__REQUIRED WORK__
Retype the records below exactly as they appear.

>> START

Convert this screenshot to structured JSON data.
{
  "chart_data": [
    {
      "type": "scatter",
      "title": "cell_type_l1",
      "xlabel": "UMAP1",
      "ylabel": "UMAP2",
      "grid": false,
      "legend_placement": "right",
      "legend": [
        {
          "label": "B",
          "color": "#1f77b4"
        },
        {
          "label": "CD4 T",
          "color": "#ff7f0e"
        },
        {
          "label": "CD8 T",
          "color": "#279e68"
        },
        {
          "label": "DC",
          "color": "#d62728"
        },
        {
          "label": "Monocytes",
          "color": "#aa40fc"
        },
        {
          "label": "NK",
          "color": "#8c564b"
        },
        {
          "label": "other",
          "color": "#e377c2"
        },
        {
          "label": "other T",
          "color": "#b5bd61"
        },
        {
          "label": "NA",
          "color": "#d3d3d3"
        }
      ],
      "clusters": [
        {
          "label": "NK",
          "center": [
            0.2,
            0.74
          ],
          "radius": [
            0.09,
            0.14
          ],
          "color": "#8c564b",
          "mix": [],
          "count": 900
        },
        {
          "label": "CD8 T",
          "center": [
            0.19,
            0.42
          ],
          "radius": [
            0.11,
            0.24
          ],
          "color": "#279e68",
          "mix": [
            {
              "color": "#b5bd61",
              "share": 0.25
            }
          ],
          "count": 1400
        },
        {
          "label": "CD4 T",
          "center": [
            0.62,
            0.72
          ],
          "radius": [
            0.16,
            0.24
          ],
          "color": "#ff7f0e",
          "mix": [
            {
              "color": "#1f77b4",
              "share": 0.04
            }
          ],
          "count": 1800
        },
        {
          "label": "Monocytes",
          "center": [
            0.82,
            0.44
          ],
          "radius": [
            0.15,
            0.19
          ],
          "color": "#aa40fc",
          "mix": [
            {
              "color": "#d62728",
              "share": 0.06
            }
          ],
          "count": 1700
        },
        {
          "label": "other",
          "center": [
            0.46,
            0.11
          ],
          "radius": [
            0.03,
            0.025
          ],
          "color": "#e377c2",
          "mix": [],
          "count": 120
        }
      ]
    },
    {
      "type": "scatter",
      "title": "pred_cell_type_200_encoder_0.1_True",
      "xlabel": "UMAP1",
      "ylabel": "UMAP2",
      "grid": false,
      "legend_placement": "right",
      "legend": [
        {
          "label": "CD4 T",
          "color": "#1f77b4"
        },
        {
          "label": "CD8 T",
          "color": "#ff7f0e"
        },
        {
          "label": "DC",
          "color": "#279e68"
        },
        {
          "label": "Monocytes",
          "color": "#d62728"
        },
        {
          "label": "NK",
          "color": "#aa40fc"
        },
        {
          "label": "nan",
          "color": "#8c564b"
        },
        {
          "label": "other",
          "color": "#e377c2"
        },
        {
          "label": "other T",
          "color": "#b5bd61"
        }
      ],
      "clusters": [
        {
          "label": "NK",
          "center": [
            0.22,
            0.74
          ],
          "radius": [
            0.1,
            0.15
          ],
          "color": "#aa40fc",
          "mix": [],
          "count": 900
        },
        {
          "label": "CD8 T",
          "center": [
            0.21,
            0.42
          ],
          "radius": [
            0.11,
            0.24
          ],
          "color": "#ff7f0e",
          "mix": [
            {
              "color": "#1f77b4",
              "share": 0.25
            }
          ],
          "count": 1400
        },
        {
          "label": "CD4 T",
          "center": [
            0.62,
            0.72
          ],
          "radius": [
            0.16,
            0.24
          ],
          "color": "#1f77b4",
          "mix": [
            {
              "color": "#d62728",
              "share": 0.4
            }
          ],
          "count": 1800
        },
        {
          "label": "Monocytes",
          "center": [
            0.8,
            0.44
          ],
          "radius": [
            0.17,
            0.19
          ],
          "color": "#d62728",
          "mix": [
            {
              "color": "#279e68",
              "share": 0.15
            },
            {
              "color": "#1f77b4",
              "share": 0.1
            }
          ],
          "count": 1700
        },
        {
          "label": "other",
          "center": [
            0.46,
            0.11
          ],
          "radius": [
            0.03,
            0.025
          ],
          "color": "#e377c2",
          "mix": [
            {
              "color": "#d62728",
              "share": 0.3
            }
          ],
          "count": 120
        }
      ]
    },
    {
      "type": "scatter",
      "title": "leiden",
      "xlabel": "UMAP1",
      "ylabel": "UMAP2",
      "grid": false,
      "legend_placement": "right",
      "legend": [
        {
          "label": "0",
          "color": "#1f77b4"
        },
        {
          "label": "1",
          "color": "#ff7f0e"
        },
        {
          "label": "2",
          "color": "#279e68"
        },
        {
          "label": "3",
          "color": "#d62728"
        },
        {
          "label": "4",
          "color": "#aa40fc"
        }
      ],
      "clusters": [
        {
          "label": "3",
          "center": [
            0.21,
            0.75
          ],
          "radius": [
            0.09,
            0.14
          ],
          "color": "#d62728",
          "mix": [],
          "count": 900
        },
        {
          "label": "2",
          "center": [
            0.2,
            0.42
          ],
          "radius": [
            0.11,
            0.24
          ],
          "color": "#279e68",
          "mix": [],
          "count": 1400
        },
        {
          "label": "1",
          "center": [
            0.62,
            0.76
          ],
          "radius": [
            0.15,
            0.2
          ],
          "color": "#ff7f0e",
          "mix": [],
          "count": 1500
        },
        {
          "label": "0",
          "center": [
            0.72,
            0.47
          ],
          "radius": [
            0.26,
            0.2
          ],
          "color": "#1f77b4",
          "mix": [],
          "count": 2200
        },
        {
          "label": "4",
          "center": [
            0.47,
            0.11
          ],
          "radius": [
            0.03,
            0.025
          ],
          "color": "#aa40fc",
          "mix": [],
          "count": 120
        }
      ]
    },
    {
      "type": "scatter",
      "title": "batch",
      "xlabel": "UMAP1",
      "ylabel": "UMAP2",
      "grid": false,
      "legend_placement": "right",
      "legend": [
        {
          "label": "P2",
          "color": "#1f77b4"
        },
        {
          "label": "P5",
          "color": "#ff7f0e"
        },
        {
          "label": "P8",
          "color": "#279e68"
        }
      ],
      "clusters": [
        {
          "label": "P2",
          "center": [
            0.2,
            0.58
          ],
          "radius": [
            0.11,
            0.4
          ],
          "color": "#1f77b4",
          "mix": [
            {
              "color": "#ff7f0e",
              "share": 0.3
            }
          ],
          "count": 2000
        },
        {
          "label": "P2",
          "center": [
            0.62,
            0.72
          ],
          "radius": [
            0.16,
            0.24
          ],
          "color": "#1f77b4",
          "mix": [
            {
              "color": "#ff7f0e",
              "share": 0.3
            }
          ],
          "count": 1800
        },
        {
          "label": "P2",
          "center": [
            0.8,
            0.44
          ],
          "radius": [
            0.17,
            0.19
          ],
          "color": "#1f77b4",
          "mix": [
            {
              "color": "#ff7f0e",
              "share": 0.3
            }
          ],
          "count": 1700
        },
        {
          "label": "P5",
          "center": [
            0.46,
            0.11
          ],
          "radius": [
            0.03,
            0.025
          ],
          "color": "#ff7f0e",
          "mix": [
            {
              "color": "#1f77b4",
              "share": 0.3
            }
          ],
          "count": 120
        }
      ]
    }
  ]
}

>> END

__THE RESULT__
Convert this screenshot to structured JSON data.
{
  "chart_data": [
    {
      "type": "scatter",
      "title": "cell_type_l1",
      "xlabel": "UMAP1",
      "ylabel": "UMAP2",
      "grid": false,
      "legend_placement": "right",
      "legend": [
        {
          "label": "B",
          "color": "#1f77b4"
        },
        {
          "label": "CD4 T",
          "color": "#ff7f0e"
        },
        {
          "label": "CD8 T",
          "color": "#279e68"
        },
        {
          "label": "DC",
          "color": "#d62728"
        },
        {
          "label": "Monocytes",
          "color": "#aa40fc"
        },
        {
          "label": "NK",
          "color": "#8c564b"
        },
        {
          "label": "other",
          "color": "#e377c2"
        },
        {
          "label": "other T",
          "color": "#b5bd61"
        },
        {
          "label": "NA",
          "color": "#d3d3d3"
        }
      ],
      "clusters": [
        {
          "label": "NK",
          "center": [
            0.2,
            0.74
          ],
          "radius": [
            0.09,
            0.14
          ],
          "color": "#8c564b",
          "mix": [],
          "count": 900
        },
        {
          "label": "CD8 T",
          "center": [
            0.19,
            0.42
          ],
          "radius": [
            0.11,
            0.24
          ],
          "color": "#279e68",
          "mix": [
            {
              "color": "#b5bd61",
              "share": 0.25
            }
          ],
          "count": 1400
        },
        {
          "label": "CD4 T",
          "center": [
            0.62,
            0.72
          ],
          "radius": [
            0.16,
            0.24
          ],
          "color": "#ff7f0e",
          "mix": [
            {
              "color": "#1f77b4",
              "share": 0.04
            }
          ],
          "count": 1800
        },
        {
          "label": "Monocytes",
          "center": [
            0.82,
            0.44
          ],
          "radius": [
            0.15,
            0.19
          ],
          "color": "#aa40fc",
          "mix": [
            {
              "color": "#d62728",
              "share": 0.06
            }
          ],
          "count": 1700
        },
        {
          "label": "other",
          "center": [
            0.46,
            0.11
          ],
          "radius": [
            0.03,
            0.025
          ],
          "color": "#e377c2",
          "mix": [],
          "count": 120
        }
      ]
    },
    {
      "type": "scatter",
      "title": "pred_cell_type_200_encoder_0.1_True",
      "xlabel": "UMAP1",
      "ylabel": "UMAP2",
      "grid": false,
      "legend_placement": "right",
      "legend": [
        {
          "label": "CD4 T",
          "color": "#1f77b4"
        },
        {
          "label": "CD8 T",
          "color": "#ff7f0e"
        },
        {
          "label": "DC",
          "color": "#279e68"
        },
        {
          "label": "Monocytes",
          "color": "#d62728"
        },
        {
          "label": "NK",
          "color": "#aa40fc"
        },
        {
          "label": "nan",
          "color": "#8c564b"
        },
        {
          "label": "other",
          "color": "#e377c2"
        },
        {
          "label": "other T",
          "color": "#b5bd61"
        }
      ],
      "clusters": [
        {
          "label": "NK",
          "center": [
            0.22,
            0.74
          ],
          "radius": [
            0.1,
            0.15
          ],
          "color": "#aa40fc",
          "mix": [],
          "count": 900
        },
        {
          "label": "CD8 T",
          "center": [
            0.21,
            0.42
          ],
          "radius": [
            0.11,
            0.24
          ],
          "color": "#ff7f0e",
          "mix": [
            {
              "color": "#1f77b4",
              "share": 0.25
            }
          ],
          "count": 1400
        },
        {
          "label": "CD4 T",
          "center": [
            0.62,
            0.72
          ],
          "radius": [
            0.16,
            0.24
          ],
          "color": "#1f77b4",
          "mix": [
            {
              "color": "#d62728",
              "share": 0.4
            }
          ],
          "count": 1800
        },
        {
          "label": "Monocytes",
          "center": [
            0.8,
            0.44
          ],
          "radius": [
            0.17,
            0.19
          ],
          "color": "#d62728",
          "mix": [
            {
              "color": "#279e68",
              "share": 0.15
            },
            {
              "color": "#1f77b4",
              "share": 0.1
            }
          ],
          "count": 1700
        },
        {
          "label": "other",
          "center": [
            0.46,
            0.11
          ],
          "radius": [
            0.03,
            0.025
          ],
          "color": "#e377c2",
          "mix": [
            {
              "color": "#d62728",
              "share": 0.3
            }
          ],
          "count": 120
        }
      ]
    },
    {
      "type": "scatter",
      "title": "leiden",
      "xlabel": "UMAP1",
      "ylabel": "UMAP2",
      "grid": false,
      "legend_placement": "right",
      "legend": [
        {
          "label": "0",
          "color": "#1f77b4"
        },
        {
          "label": "1",
          "color": "#ff7f0e"
        },
        {
          "label": "2",
          "color": "#279e68"
        },
        {
          "label": "3",
          "color": "#d62728"
        },
        {
          "label": "4",
          "color": "#aa40fc"
        }
      ],
      "clusters": [
        {
          "label": "3",
          "center": [
            0.21,
            0.75
          ],
          "radius": [
            0.09,
            0.14
          ],
          "color": "#d62728",
          "mix": [],
          "count": 900
        },
        {
          "label": "2",
          "center": [
            0.2,
            0.42
          ],
          "radius": [
            0.11,
            0.24
          ],
          "color": "#279e68",
          "mix": [],
          "count": 1400
        },
        {
          "label": "1",
          "center": [
            0.62,
            0.76
          ],
          "radius": [
            0.15,
            0.2
          ],
          "color": "#ff7f0e",
          "mix": [],
          "count": 1500
        },
        {
          "label": "0",
          "center": [
            0.72,
            0.47
          ],
          "radius": [
            0.26,
            0.2
          ],
          "color": "#1f77b4",
          "mix": [],
          "count": 2200
        },
        {
          "label": "4",
          "center": [
            0.47,
            0.11
          ],
          "radius": [
            0.03,
            0.025
          ],
          "color": "#aa40fc",
          "mix": [],
          "count": 120
        }
      ]
    },
    {
      "type": "scatter",
      "title": "batch",
      "xlabel": "UMAP1",
      "ylabel": "UMAP2",
      "grid": false,
      "legend_placement": "right",
      "legend": [
        {
          "label": "P2",
          "color": "#1f77b4"
        },
        {
          "label": "P5",
          "color": "#ff7f0e"
        },
        {
          "label": "P8",
          "color": "#279e68"
        }
      ],
      "clusters": [
        {
          "label": "P2",
          "center": [
            0.2,
            0.58
          ],
          "radius": [
            0.11,
            0.4
          ],
          "color": "#1f77b4",
          "mix": [
            {
              "color": "#ff7f0e",
              "share": 0.3
            }
          ],
          "count": 2000
        },
        {
          "label": "P2",
          "center": [
            0.62,
            0.72
          ],
          "radius": [
            0.16,
            0.24
          ],
          "color": "#1f77b4",
          "mix": [
            {
              "color": "#ff7f0e",
              "share": 0.3
            }
          ],
          "count": 1800
        },
        {
          "label": "P2",
          "center": [
            0.8,
            0.44
          ],
          "radius": [
            0.17,
            0.19
          ],
          "color": "#1f77b4",
          "mix": [
            {
              "color": "#ff7f0e",
              "share": 0.3
            }
          ],
          "count": 1700
        },
        {
          "label": "P5",
          "center": [
            0.46,
            0.11
          ],
          "radius": [
            0.03,
            0.025
          ],
          "color": "#ff7f0e",
          "mix": [
            {
              "color": "#1f77b4",
              "share": 0.3
            }
          ],
          "count": 120
        }
      ]
    }
  ]
}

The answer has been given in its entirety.